Record list:
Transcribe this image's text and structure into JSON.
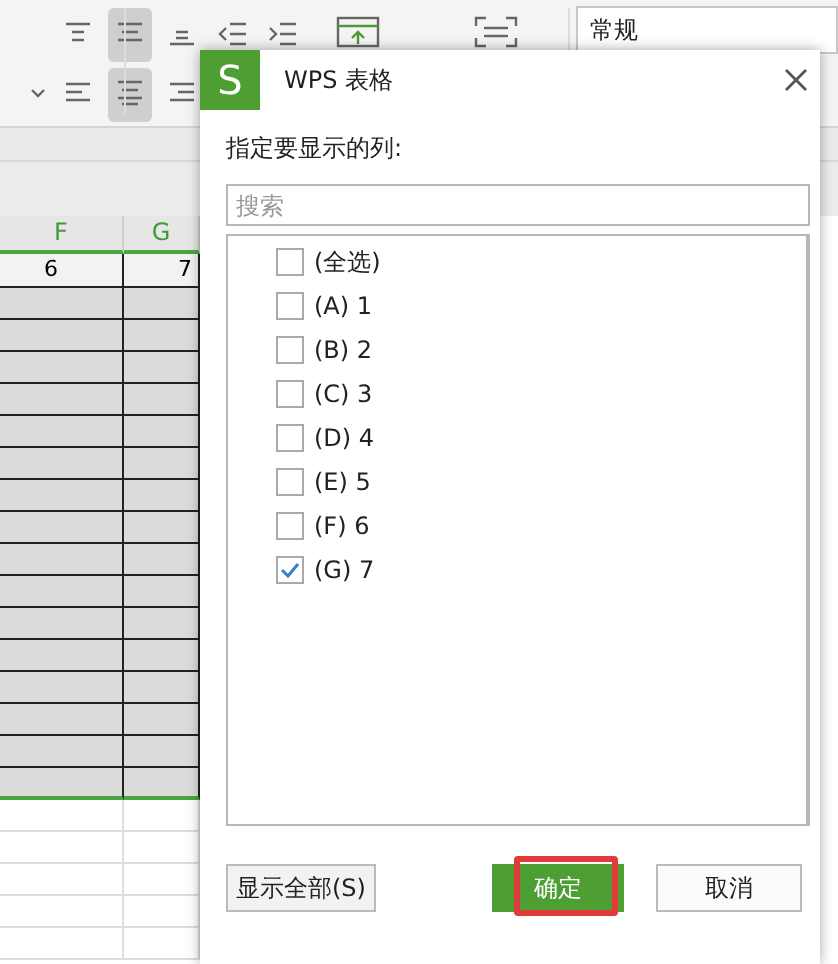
{
  "ribbon": {
    "number_format": "常规"
  },
  "sheet": {
    "columns": [
      {
        "label": "F",
        "selected": true
      },
      {
        "label": "G",
        "selected": true
      }
    ],
    "first_row": [
      "6",
      "7"
    ]
  },
  "dialog": {
    "logo": "S",
    "title": "WPS 表格",
    "prompt": "指定要显示的列:",
    "search": {
      "placeholder": "搜索"
    },
    "items": [
      {
        "label": "(全选)",
        "checked": false
      },
      {
        "label": "(A) 1",
        "checked": false
      },
      {
        "label": "(B) 2",
        "checked": false
      },
      {
        "label": "(C) 3",
        "checked": false
      },
      {
        "label": "(D) 4",
        "checked": false
      },
      {
        "label": "(E) 5",
        "checked": false
      },
      {
        "label": "(F) 6",
        "checked": false
      },
      {
        "label": "(G) 7",
        "checked": true
      }
    ],
    "buttons": [
      {
        "label": "显示全部(S)",
        "kind": "plain",
        "highlighted": false
      },
      {
        "label": "确定",
        "kind": "primary",
        "highlighted": true
      },
      {
        "label": "取消",
        "kind": "plain",
        "highlighted": false
      }
    ]
  }
}
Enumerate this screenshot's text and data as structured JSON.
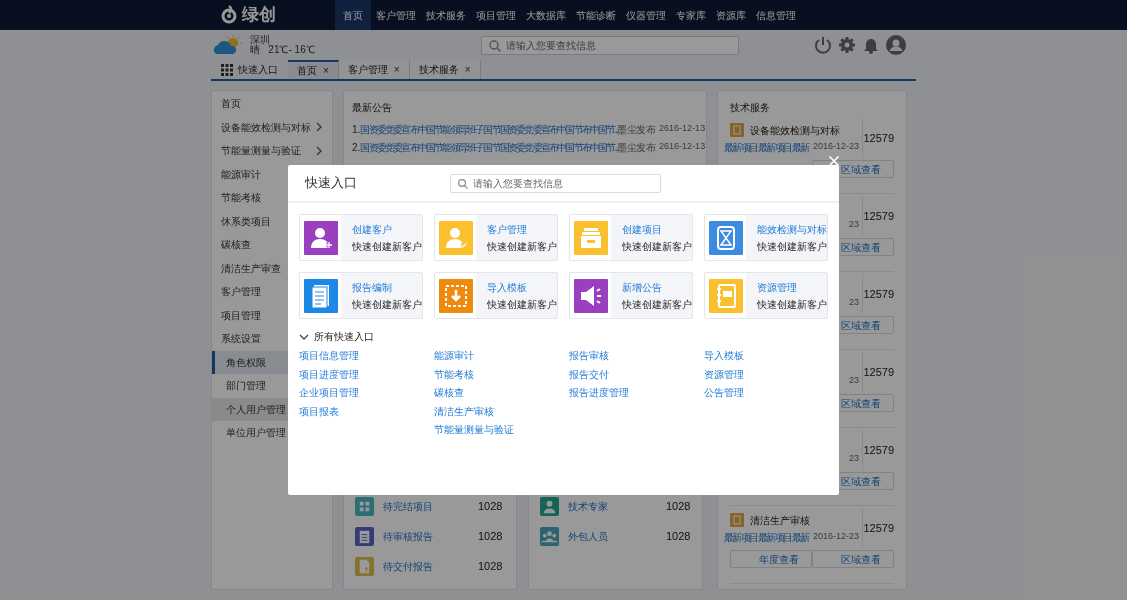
{
  "nav": {
    "logo": "绿创",
    "items": [
      {
        "label": "首页",
        "selected": true
      },
      {
        "label": "客户管理",
        "selected": false
      },
      {
        "label": "技术服务",
        "selected": false
      },
      {
        "label": "项目管理",
        "selected": false
      },
      {
        "label": "大数据库",
        "selected": false
      },
      {
        "label": "节能诊断",
        "selected": false
      },
      {
        "label": "仪器管理",
        "selected": false
      },
      {
        "label": "专家库",
        "selected": false
      },
      {
        "label": "资源库",
        "selected": false
      },
      {
        "label": "信息管理",
        "selected": false
      }
    ]
  },
  "header": {
    "city": "深圳",
    "weather": "晴   21℃- 16℃",
    "search_placeholder": "请输入您要查找信息"
  },
  "tab_bar": {
    "quick_entry": "快速入口",
    "tabs": [
      {
        "label": "首页",
        "selected": true,
        "close": "×"
      },
      {
        "label": "客户管理",
        "selected": false,
        "close": "×"
      },
      {
        "label": "技术服务",
        "selected": false,
        "close": "×"
      }
    ]
  },
  "sidebar": {
    "items": [
      {
        "label": "首页",
        "selected": false
      },
      {
        "label": "设备能效检测与对标",
        "selected": false,
        "expandable": true
      },
      {
        "label": "节能量测量与验证",
        "selected": false,
        "expandable": true
      },
      {
        "label": "能源审计",
        "selected": false
      },
      {
        "label": "节能考核",
        "selected": false
      },
      {
        "label": "休系类项目",
        "selected": false
      },
      {
        "label": "碳核查",
        "selected": false
      },
      {
        "label": "清洁生产审查",
        "selected": false
      },
      {
        "label": "客户管理",
        "selected": false
      },
      {
        "label": "项目管理",
        "selected": false
      },
      {
        "label": "系统设置",
        "selected": false,
        "children": [
          {
            "label": "角色权限",
            "selected": true,
            "hovered": false
          },
          {
            "label": "部门管理",
            "selected": false,
            "hovered": false
          },
          {
            "label": "个人用户管理",
            "selected": false,
            "hovered": true
          },
          {
            "label": "单位用户管理",
            "selected": false,
            "hovered": false
          }
        ]
      }
    ]
  },
  "announcements": {
    "title": "最新公告",
    "rows": [
      {
        "index": "1.",
        "text": "国资委党委宣布中国节能领导班子国节国资委党委宣布中国节布中国节...",
        "source": "墨尘发布",
        "date": "2616-12-13"
      },
      {
        "index": "2.",
        "text": "国资委党委宣布中国节能领导班子国节国资委党委宣布中国节布中国节...",
        "source": "墨尘发布",
        "date": "2616-12-13"
      }
    ]
  },
  "pending": {
    "rows": [
      {
        "kind": "grid",
        "label": "待完结项目",
        "count": "1028"
      },
      {
        "kind": "clipboard",
        "label": "待审核报告",
        "count": "1028"
      },
      {
        "kind": "upload",
        "label": "待交付报告",
        "count": "1028"
      }
    ]
  },
  "people": {
    "rows": [
      {
        "kind": "person",
        "label": "技术专家",
        "count": "1028"
      },
      {
        "kind": "group",
        "label": "外包人员",
        "count": "1028"
      }
    ]
  },
  "tech_services": {
    "title": "技术服务",
    "cards": [
      {
        "title": "设备能效检测与对标",
        "link": "最新项目最新项目最新",
        "date": "2016-12-23",
        "count": "12579",
        "buttons": [
          "区域查看"
        ]
      },
      {
        "date": "23",
        "count": "12579",
        "buttons": [
          "区域查看"
        ]
      },
      {
        "date": "23",
        "count": "12579",
        "buttons": [
          "区域查看"
        ]
      },
      {
        "date": "23",
        "count": "12579",
        "buttons": [
          "区域查看"
        ]
      },
      {
        "date": "23",
        "count": "12579",
        "buttons": [
          "区域查看"
        ]
      },
      {
        "title": "清洁生产审核",
        "link": "最新项目最新项目最新",
        "date": "2016-12-23",
        "count": "12579",
        "buttons": [
          "年度查看",
          "区域查看"
        ]
      }
    ]
  },
  "modal": {
    "title": "快速入口",
    "search_placeholder": "请输入您要查找信息",
    "tiles": [
      {
        "kind": "user-add",
        "color": "#9a3fc0",
        "title": "创建客户",
        "subtitle": "快速创建新客户"
      },
      {
        "kind": "user-check",
        "color": "#fbc02d",
        "title": "客户管理",
        "subtitle": "快速创建新客户"
      },
      {
        "kind": "drawer",
        "color": "#fbc02d",
        "title": "创建项目",
        "subtitle": "快速创建新客户"
      },
      {
        "kind": "hourglass",
        "color": "#3d8be0",
        "title": "能效检测与对标",
        "subtitle": "快速创建新客户"
      },
      {
        "kind": "document",
        "color": "#1e88e5",
        "title": "报告编制",
        "subtitle": "快速创建新客户"
      },
      {
        "kind": "import",
        "color": "#ef8a10",
        "title": "导入模板",
        "subtitle": "快速创建新客户"
      },
      {
        "kind": "megaphone",
        "color": "#9a3fc0",
        "title": "新增公告",
        "subtitle": "快速创建新客户"
      },
      {
        "kind": "notebook",
        "color": "#fbc02d",
        "title": "资源管理",
        "subtitle": "快速创建新客户"
      }
    ],
    "all_label": "所有快速入口",
    "expanded": true,
    "link_columns": [
      [
        "项目信息管理",
        "项目进度管理",
        "企业项目管理",
        "项目报表"
      ],
      [
        "能源审计",
        "节能考核",
        "碳核查",
        "清洁生产审核",
        "节能量测量与验证"
      ],
      [
        "报告审核",
        "报告交付",
        "报告进度管理"
      ],
      [
        "导入模板",
        "资源管理",
        "公告管理"
      ]
    ]
  }
}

Goal:
The pictures in the entries should be left out; output everything else exactly.

Result of this task:
Transcribe this image's text and structure into JSON.
{
  "ribbon": {
    "number_format": "常规"
  },
  "sheet": {
    "columns": [
      {
        "label": "F",
        "selected": true
      },
      {
        "label": "G",
        "selected": true
      }
    ],
    "first_row": [
      "6",
      "7"
    ]
  },
  "dialog": {
    "logo": "S",
    "title": "WPS 表格",
    "prompt": "指定要显示的列:",
    "search": {
      "placeholder": "搜索"
    },
    "items": [
      {
        "label": "(全选)",
        "checked": false
      },
      {
        "label": "(A) 1",
        "checked": false
      },
      {
        "label": "(B) 2",
        "checked": false
      },
      {
        "label": "(C) 3",
        "checked": false
      },
      {
        "label": "(D) 4",
        "checked": false
      },
      {
        "label": "(E) 5",
        "checked": false
      },
      {
        "label": "(F) 6",
        "checked": false
      },
      {
        "label": "(G) 7",
        "checked": true
      }
    ],
    "buttons": [
      {
        "label": "显示全部(S)",
        "kind": "plain",
        "highlighted": false
      },
      {
        "label": "确定",
        "kind": "primary",
        "highlighted": true
      },
      {
        "label": "取消",
        "kind": "plain",
        "highlighted": false
      }
    ]
  }
}
Enumerate this screenshot's text and data as structured JSON.
{
  "nav": {
    "logo": "绿创",
    "items": [
      {
        "label": "首页",
        "selected": true
      },
      {
        "label": "客户管理",
        "selected": false
      },
      {
        "label": "技术服务",
        "selected": false
      },
      {
        "label": "项目管理",
        "selected": false
      },
      {
        "label": "大数据库",
        "selected": false
      },
      {
        "label": "节能诊断",
        "selected": false
      },
      {
        "label": "仪器管理",
        "selected": false
      },
      {
        "label": "专家库",
        "selected": false
      },
      {
        "label": "资源库",
        "selected": false
      },
      {
        "label": "信息管理",
        "selected": false
      }
    ]
  },
  "header": {
    "city": "深圳",
    "weather": "晴   21℃- 16℃",
    "search_placeholder": "请输入您要查找信息"
  },
  "tab_bar": {
    "quick_entry": "快速入口",
    "tabs": [
      {
        "label": "首页",
        "selected": true,
        "close": "×"
      },
      {
        "label": "客户管理",
        "selected": false,
        "close": "×"
      },
      {
        "label": "技术服务",
        "selected": false,
        "close": "×"
      }
    ]
  },
  "sidebar": {
    "items": [
      {
        "label": "首页",
        "selected": false
      },
      {
        "label": "设备能效检测与对标",
        "selected": false,
        "expandable": true
      },
      {
        "label": "节能量测量与验证",
        "selected": false,
        "expandable": true
      },
      {
        "label": "能源审计",
        "selected": false
      },
      {
        "label": "节能考核",
        "selected": false
      },
      {
        "label": "休系类项目",
        "selected": false
      },
      {
        "label": "碳核查",
        "selected": false
      },
      {
        "label": "清洁生产审查",
        "selected": false
      },
      {
        "label": "客户管理",
        "selected": false
      },
      {
        "label": "项目管理",
        "selected": false
      },
      {
        "label": "系统设置",
        "selected": false,
        "children": [
          {
            "label": "角色权限",
            "selected": true,
            "hovered": false
          },
          {
            "label": "部门管理",
            "selected": false,
            "hovered": false
          },
          {
            "label": "个人用户管理",
            "selected": false,
            "hovered": true
          },
          {
            "label": "单位用户管理",
            "selected": false,
            "hovered": false
          }
        ]
      }
    ]
  },
  "announcements": {
    "title": "最新公告",
    "rows": [
      {
        "index": "1.",
        "text": "国资委党委宣布中国节能领导班子国节国资委党委宣布中国节布中国节...",
        "source": "墨尘发布",
        "date": "2616-12-13"
      },
      {
        "index": "2.",
        "text": "国资委党委宣布中国节能领导班子国节国资委党委宣布中国节布中国节...",
        "source": "墨尘发布",
        "date": "2616-12-13"
      }
    ]
  },
  "pending": {
    "rows": [
      {
        "kind": "grid",
        "label": "待完结项目",
        "count": "1028"
      },
      {
        "kind": "clipboard",
        "label": "待审核报告",
        "count": "1028"
      },
      {
        "kind": "upload",
        "label": "待交付报告",
        "count": "1028"
      }
    ]
  },
  "people": {
    "rows": [
      {
        "kind": "person",
        "label": "技术专家",
        "count": "1028"
      },
      {
        "kind": "group",
        "label": "外包人员",
        "count": "1028"
      }
    ]
  },
  "tech_services": {
    "title": "技术服务",
    "cards": [
      {
        "title": "设备能效检测与对标",
        "link": "最新项目最新项目最新",
        "date": "2016-12-23",
        "count": "12579",
        "buttons": [
          "区域查看"
        ]
      },
      {
        "date": "23",
        "count": "12579",
        "buttons": [
          "区域查看"
        ]
      },
      {
        "date": "23",
        "count": "12579",
        "buttons": [
          "区域查看"
        ]
      },
      {
        "date": "23",
        "count": "12579",
        "buttons": [
          "区域查看"
        ]
      },
      {
        "date": "23",
        "count": "12579",
        "buttons": [
          "区域查看"
        ]
      },
      {
        "title": "清洁生产审核",
        "link": "最新项目最新项目最新",
        "date": "2016-12-23",
        "count": "12579",
        "buttons": [
          "年度查看",
          "区域查看"
        ]
      }
    ]
  },
  "modal": {
    "title": "快速入口",
    "search_placeholder": "请输入您要查找信息",
    "tiles": [
      {
        "kind": "user-add",
        "color": "#9a3fc0",
        "title": "创建客户",
        "subtitle": "快速创建新客户"
      },
      {
        "kind": "user-check",
        "color": "#fbc02d",
        "title": "客户管理",
        "subtitle": "快速创建新客户"
      },
      {
        "kind": "drawer",
        "color": "#fbc02d",
        "title": "创建项目",
        "subtitle": "快速创建新客户"
      },
      {
        "kind": "hourglass",
        "color": "#3d8be0",
        "title": "能效检测与对标",
        "subtitle": "快速创建新客户"
      },
      {
        "kind": "document",
        "color": "#1e88e5",
        "title": "报告编制",
        "subtitle": "快速创建新客户"
      },
      {
        "kind": "import",
        "color": "#ef8a10",
        "title": "导入模板",
        "subtitle": "快速创建新客户"
      },
      {
        "kind": "megaphone",
        "color": "#9a3fc0",
        "title": "新增公告",
        "subtitle": "快速创建新客户"
      },
      {
        "kind": "notebook",
        "color": "#fbc02d",
        "title": "资源管理",
        "subtitle": "快速创建新客户"
      }
    ],
    "all_label": "所有快速入口",
    "expanded": true,
    "link_columns": [
      [
        "项目信息管理",
        "项目进度管理",
        "企业项目管理",
        "项目报表"
      ],
      [
        "能源审计",
        "节能考核",
        "碳核查",
        "清洁生产审核",
        "节能量测量与验证"
      ],
      [
        "报告审核",
        "报告交付",
        "报告进度管理"
      ],
      [
        "导入模板",
        "资源管理",
        "公告管理"
      ]
    ]
  }
}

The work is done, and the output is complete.